Set each entry down verbatim, omitting images.

######

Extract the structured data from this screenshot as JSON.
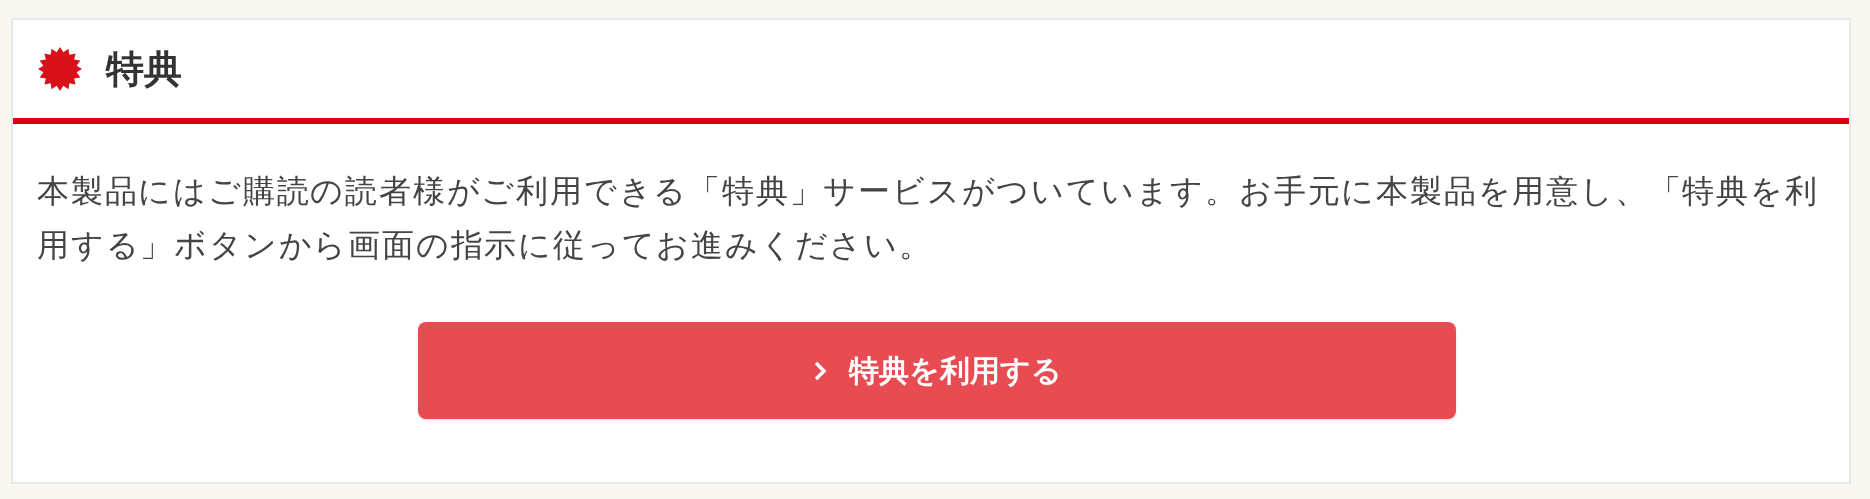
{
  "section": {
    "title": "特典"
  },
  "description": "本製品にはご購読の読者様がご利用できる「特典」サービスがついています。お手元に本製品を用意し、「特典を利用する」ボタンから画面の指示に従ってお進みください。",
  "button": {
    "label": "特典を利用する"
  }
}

######

Complete answer -
Extract the structured data from this screenshot as JSON.
{
  "section": {
    "title": "特典"
  },
  "description": "本製品にはご購読の読者様がご利用できる「特典」サービスがついています。お手元に本製品を用意し、「特典を利用する」ボタンから画面の指示に従ってお進みください。",
  "button": {
    "label": "特典を利用する"
  }
}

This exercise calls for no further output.